• [Reading passage]
PART IV. DANCING TUNES.
Turning now to the Dancing tunes, the chief difference to be noted is that they show a more marked departure from what may be called the Jamaican type of melody. Sailors bring popular songs to the seaports, and from there they spread into the country. For a time some of the original words are kept, but before long they get changed. The change is partly due to that corruption of the text which naturally takes place as the songs pass from mouth to mouth, but mainly to the fact that the words, referring as they do to English topics, have no interest here. So we generally find that the tunes are refitted with a complete set of new words, describing some incident which has lately happened in the district, or some detail of daily life. When these reflect, as they often do, upon the characters of individuals the names have been changed and all evidence pointing to the locality destroyed. The same course has been pursued where it is thought the susceptibilities of persons or their relations might possibly be offended, even when there is nothing mentioned to their discredit.

• [Goal of the exercise] Please carry on the passage about Jamaican dancing tunes above, starting right after its last sentence.

• [Dataset excerpts]
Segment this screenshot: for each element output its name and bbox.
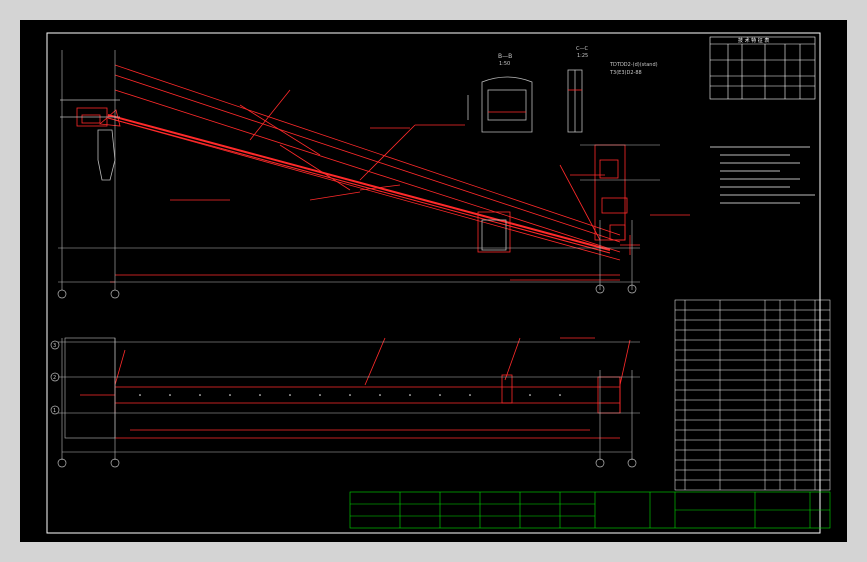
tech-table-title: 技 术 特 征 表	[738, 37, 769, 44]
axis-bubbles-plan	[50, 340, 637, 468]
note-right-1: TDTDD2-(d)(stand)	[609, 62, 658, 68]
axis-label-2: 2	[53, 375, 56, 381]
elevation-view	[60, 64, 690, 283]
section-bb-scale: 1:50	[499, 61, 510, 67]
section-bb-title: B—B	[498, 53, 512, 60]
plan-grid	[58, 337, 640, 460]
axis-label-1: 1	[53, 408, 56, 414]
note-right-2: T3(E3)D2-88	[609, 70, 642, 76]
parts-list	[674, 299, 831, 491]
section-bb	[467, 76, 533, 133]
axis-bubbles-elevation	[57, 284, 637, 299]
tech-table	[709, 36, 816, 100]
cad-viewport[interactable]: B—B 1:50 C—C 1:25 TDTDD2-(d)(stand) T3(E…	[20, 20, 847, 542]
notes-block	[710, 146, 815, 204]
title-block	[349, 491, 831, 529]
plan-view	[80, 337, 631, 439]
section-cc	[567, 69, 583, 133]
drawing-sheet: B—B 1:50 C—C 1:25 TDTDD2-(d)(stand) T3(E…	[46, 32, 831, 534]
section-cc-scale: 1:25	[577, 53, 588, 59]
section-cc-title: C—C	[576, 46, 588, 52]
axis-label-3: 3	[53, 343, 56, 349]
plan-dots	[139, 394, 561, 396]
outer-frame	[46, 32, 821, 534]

==

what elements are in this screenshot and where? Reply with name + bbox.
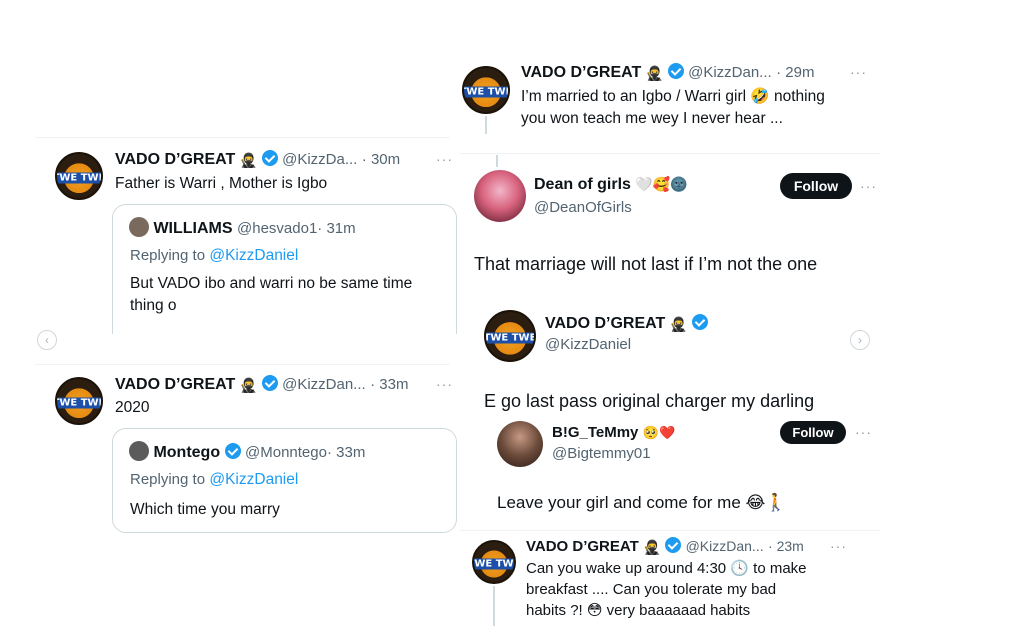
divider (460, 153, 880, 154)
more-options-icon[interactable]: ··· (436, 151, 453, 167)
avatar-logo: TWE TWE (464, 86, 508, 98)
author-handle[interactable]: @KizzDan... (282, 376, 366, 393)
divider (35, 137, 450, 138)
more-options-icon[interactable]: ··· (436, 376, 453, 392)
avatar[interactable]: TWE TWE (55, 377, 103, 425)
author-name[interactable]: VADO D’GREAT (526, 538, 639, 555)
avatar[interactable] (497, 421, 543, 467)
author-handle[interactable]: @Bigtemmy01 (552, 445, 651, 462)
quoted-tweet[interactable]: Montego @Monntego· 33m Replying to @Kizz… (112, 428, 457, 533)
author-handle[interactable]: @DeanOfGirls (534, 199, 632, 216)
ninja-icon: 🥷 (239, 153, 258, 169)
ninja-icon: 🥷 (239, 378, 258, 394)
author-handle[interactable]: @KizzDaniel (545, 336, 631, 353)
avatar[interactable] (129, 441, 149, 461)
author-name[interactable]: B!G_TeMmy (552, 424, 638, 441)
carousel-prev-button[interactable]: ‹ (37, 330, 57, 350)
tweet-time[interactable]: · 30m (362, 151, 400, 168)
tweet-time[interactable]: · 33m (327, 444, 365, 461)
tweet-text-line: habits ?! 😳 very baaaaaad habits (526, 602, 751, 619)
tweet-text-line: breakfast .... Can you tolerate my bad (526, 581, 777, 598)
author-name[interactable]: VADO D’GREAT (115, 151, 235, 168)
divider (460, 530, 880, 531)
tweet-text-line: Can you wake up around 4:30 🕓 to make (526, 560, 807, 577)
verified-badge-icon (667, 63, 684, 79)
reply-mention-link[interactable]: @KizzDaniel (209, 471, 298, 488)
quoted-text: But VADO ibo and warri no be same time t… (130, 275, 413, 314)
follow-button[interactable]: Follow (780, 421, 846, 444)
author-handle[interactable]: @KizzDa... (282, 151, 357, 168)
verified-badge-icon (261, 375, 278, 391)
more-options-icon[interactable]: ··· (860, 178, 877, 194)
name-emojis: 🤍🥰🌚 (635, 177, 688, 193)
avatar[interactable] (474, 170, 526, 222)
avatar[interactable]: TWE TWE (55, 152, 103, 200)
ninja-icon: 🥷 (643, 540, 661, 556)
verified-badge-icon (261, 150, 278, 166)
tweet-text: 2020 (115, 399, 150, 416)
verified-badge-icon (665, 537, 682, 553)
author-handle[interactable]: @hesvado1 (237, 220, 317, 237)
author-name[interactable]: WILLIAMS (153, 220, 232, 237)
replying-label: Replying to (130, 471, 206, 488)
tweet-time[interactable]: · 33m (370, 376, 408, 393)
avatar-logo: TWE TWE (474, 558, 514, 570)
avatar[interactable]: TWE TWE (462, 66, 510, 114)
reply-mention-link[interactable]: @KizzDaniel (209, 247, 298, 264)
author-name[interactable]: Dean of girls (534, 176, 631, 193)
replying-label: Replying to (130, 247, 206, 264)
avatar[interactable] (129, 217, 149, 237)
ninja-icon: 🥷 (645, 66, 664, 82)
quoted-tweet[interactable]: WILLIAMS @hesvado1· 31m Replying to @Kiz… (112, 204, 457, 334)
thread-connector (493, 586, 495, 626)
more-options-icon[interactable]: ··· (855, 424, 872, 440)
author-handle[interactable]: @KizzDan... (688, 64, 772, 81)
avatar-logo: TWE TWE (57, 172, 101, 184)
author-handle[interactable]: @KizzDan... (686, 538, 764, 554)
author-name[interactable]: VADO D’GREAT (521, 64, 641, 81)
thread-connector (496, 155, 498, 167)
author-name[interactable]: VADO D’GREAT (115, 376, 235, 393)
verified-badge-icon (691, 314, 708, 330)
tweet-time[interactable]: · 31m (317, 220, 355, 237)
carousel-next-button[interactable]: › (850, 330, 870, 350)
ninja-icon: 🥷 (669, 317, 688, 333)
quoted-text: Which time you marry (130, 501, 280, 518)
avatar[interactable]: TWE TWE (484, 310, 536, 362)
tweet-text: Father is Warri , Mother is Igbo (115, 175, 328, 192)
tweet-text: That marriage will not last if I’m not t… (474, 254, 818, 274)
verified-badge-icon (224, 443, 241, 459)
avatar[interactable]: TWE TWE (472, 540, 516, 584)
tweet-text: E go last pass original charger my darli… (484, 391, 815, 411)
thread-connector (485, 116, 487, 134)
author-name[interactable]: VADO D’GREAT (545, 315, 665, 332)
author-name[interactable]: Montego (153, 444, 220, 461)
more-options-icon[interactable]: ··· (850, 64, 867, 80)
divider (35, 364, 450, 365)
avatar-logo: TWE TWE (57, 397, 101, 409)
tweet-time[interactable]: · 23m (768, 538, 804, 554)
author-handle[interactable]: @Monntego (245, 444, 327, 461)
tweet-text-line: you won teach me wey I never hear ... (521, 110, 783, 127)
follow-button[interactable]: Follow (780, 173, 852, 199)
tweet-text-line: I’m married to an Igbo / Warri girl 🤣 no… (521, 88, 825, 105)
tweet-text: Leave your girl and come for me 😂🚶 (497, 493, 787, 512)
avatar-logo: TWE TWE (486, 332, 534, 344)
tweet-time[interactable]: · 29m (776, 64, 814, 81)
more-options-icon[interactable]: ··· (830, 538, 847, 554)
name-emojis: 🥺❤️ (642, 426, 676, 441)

--

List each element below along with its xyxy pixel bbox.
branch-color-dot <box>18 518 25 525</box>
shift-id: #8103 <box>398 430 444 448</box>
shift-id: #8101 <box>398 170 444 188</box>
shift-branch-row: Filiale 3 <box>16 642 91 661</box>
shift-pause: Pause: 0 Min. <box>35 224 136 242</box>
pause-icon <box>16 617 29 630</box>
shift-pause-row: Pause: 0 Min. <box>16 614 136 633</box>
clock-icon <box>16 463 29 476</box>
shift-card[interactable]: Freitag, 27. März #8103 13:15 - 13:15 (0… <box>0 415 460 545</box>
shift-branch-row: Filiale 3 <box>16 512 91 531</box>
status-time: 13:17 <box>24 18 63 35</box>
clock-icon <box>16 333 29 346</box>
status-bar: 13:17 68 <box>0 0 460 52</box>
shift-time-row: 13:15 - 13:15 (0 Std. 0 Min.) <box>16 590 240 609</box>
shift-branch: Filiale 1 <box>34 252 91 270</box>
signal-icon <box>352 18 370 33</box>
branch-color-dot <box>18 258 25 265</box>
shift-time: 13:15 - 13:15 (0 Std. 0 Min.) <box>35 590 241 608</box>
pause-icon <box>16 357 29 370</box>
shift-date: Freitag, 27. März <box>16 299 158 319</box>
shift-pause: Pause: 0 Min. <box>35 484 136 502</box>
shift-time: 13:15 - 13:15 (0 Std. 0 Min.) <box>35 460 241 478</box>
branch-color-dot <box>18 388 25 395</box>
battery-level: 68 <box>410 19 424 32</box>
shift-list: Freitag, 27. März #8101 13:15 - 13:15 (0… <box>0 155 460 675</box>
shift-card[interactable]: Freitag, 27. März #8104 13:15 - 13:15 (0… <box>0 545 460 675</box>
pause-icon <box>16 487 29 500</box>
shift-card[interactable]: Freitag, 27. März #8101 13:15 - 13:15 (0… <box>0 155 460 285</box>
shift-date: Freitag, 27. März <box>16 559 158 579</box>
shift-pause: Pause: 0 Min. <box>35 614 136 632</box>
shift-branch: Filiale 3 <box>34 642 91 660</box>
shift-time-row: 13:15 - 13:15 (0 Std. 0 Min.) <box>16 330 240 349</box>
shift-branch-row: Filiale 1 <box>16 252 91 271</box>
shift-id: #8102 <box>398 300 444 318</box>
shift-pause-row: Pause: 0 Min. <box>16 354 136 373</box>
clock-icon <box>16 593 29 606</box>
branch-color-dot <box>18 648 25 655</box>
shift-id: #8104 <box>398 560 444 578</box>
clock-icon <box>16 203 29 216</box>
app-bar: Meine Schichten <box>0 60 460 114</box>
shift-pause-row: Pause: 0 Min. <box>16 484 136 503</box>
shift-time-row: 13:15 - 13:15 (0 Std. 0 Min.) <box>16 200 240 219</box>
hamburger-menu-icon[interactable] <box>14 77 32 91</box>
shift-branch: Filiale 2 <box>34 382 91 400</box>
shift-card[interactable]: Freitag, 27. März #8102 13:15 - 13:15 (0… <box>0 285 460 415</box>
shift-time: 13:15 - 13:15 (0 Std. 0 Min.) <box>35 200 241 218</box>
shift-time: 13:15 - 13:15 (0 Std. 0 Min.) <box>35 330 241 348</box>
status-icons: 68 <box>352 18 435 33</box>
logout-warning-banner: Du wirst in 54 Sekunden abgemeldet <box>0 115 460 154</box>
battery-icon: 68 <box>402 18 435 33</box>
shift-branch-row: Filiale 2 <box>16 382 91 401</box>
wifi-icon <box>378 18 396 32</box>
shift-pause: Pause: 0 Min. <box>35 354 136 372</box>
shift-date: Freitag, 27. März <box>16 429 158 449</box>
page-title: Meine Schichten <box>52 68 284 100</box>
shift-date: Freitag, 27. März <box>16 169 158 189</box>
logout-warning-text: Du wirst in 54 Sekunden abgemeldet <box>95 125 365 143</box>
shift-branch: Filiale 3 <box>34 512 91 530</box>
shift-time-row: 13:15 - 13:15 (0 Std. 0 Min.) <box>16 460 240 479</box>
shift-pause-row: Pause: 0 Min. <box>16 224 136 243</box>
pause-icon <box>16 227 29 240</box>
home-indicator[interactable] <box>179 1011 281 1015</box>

• [Result of the task]
The music consists of three "flutes" (fifes), two tambourines and a big drum. This is the professional element, which is reinforced by amateurs. One brings a cassada-grater, looking like a bread-grater; this, rubbed with the handle of a spoon, makes a very efficient crackling accompaniment. Another produces the jawbone of a horse, the teeth of which rattle when it is shaken. A third has detached from its leather one of his stirrup-irons, and is hanging it on a string to do duty as a triangle. The top of the music is not always supplied by fifes. Sometimes there will be two fiddles, sometimes a concertina, or, what is more approved, because it has "bigger voice," a flutina. On asking to see this strange instrument I was shown the familiar accordion.
Their chief dances are the Valse, Polka, Schottische, and Quadrilles in five figures, of which the fifth figure is the most popular, or as they would say "sweet them most." This figure goes either to 6/8 or 2/4 time. The 2/4 figures of the Quadrilles are often used for Polka, and Polka and Schottische tunes are always interchangeable, the only difference being that the Schottische requires a slower time.
CXVII.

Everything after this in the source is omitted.